= What the task requires =
Extract the whole listing as it stands. Do not include the pictures.

+--

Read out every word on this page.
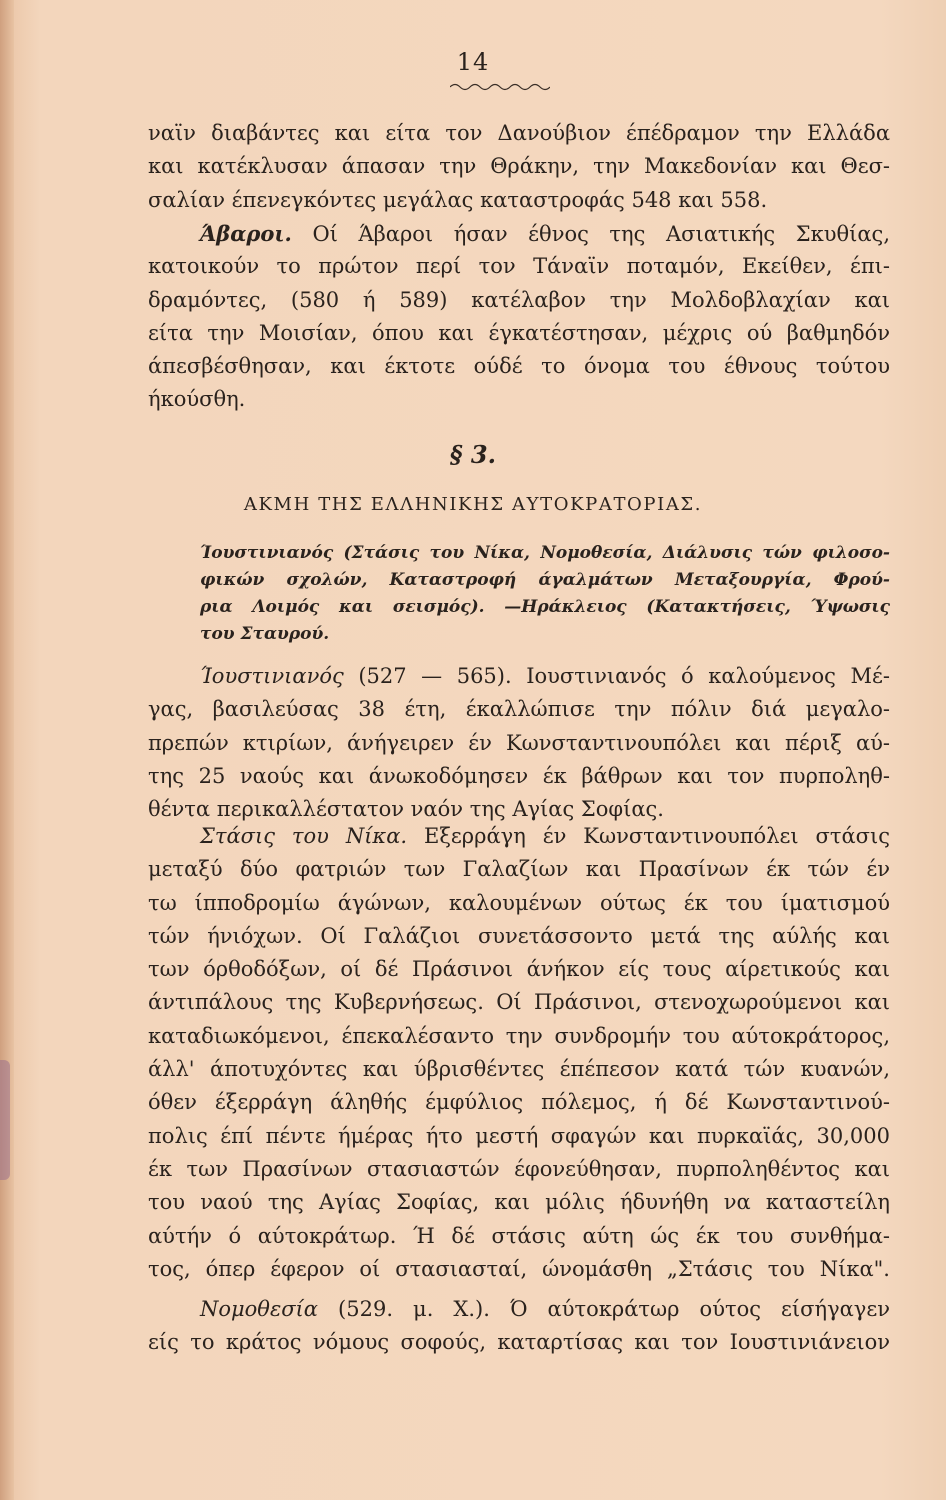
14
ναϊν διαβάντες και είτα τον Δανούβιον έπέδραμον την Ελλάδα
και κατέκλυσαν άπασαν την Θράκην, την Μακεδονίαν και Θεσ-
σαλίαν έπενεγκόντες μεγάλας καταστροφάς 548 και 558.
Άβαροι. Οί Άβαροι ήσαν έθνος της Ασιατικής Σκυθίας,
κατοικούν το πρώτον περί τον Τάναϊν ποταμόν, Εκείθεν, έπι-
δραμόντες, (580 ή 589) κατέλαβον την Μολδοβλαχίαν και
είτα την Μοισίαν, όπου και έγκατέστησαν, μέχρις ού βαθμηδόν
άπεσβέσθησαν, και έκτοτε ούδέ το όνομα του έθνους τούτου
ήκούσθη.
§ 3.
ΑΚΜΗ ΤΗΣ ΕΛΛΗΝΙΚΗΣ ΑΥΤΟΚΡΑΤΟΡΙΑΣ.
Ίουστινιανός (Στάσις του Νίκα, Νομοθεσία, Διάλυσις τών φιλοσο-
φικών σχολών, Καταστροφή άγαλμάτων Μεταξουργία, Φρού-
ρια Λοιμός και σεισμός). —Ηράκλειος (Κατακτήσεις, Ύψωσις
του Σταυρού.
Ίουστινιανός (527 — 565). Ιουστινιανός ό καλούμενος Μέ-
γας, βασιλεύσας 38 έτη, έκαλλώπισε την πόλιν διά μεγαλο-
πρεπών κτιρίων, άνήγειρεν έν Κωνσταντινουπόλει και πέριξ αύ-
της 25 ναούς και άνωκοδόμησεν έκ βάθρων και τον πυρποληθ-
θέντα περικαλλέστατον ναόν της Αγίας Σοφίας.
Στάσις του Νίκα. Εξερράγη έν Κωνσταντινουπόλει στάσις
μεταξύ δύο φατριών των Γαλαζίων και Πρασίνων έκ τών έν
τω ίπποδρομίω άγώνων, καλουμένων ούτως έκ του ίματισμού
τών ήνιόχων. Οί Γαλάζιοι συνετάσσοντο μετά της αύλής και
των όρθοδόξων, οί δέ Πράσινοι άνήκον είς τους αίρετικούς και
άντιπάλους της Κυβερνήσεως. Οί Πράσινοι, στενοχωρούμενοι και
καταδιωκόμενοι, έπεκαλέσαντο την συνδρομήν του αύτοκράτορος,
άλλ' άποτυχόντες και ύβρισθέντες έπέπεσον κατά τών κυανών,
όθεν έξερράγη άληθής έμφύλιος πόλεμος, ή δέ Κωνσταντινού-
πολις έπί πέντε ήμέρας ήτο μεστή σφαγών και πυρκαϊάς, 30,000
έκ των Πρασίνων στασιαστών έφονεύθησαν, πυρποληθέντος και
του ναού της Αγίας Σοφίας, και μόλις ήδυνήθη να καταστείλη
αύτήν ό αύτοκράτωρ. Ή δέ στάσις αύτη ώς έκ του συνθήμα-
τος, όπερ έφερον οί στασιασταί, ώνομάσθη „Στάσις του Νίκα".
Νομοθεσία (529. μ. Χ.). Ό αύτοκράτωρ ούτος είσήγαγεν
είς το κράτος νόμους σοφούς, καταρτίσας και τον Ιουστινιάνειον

+--

= Output of the exercise =
Read out every word on this page.
14
ναϊν διαβάντες και είτα τον Δανούβιον έπέδραμον την Ελλάδα
και κατέκλυσαν άπασαν την Θράκην, την Μακεδονίαν και Θεσ-
σαλίαν έπενεγκόντες μεγάλας καταστροφάς 548 και 558.
Άβαροι. Οί Άβαροι ήσαν έθνος της Ασιατικής Σκυθίας,
κατοικούν το πρώτον περί τον Τάναϊν ποταμόν, Εκείθεν, έπι-
δραμόντες, (580 ή 589) κατέλαβον την Μολδοβλαχίαν και
είτα την Μοισίαν, όπου και έγκατέστησαν, μέχρις ού βαθμηδόν
άπεσβέσθησαν, και έκτοτε ούδέ το όνομα του έθνους τούτου
ήκούσθη.
§ 3.
ΑΚΜΗ ΤΗΣ ΕΛΛΗΝΙΚΗΣ ΑΥΤΟΚΡΑΤΟΡΙΑΣ.
Ίουστινιανός (Στάσις του Νίκα, Νομοθεσία, Διάλυσις τών φιλοσο-
φικών σχολών, Καταστροφή άγαλμάτων Μεταξουργία, Φρού-
ρια Λοιμός και σεισμός). —Ηράκλειος (Κατακτήσεις, Ύψωσις
του Σταυρού.
Ίουστινιανός (527 — 565). Ιουστινιανός ό καλούμενος Μέ-
γας, βασιλεύσας 38 έτη, έκαλλώπισε την πόλιν διά μεγαλο-
πρεπών κτιρίων, άνήγειρεν έν Κωνσταντινουπόλει και πέριξ αύ-
της 25 ναούς και άνωκοδόμησεν έκ βάθρων και τον πυρποληθ-
θέντα περικαλλέστατον ναόν της Αγίας Σοφίας.
Στάσις του Νίκα. Εξερράγη έν Κωνσταντινουπόλει στάσις
μεταξύ δύο φατριών των Γαλαζίων και Πρασίνων έκ τών έν
τω ίπποδρομίω άγώνων, καλουμένων ούτως έκ του ίματισμού
τών ήνιόχων. Οί Γαλάζιοι συνετάσσοντο μετά της αύλής και
των όρθοδόξων, οί δέ Πράσινοι άνήκον είς τους αίρετικούς και
άντιπάλους της Κυβερνήσεως. Οί Πράσινοι, στενοχωρούμενοι και
καταδιωκόμενοι, έπεκαλέσαντο την συνδρομήν του αύτοκράτορος,
άλλ' άποτυχόντες και ύβρισθέντες έπέπεσον κατά τών κυανών,
όθεν έξερράγη άληθής έμφύλιος πόλεμος, ή δέ Κωνσταντινού-
πολις έπί πέντε ήμέρας ήτο μεστή σφαγών και πυρκαϊάς, 30,000
έκ των Πρασίνων στασιαστών έφονεύθησαν, πυρποληθέντος και
του ναού της Αγίας Σοφίας, και μόλις ήδυνήθη να καταστείλη
αύτήν ό αύτοκράτωρ. Ή δέ στάσις αύτη ώς έκ του συνθήμα-
τος, όπερ έφερον οί στασιασταί, ώνομάσθη „Στάσις του Νίκα".
Νομοθεσία (529. μ. Χ.). Ό αύτοκράτωρ ούτος είσήγαγεν
είς το κράτος νόμους σοφούς, καταρτίσας και τον Ιουστινιάνειον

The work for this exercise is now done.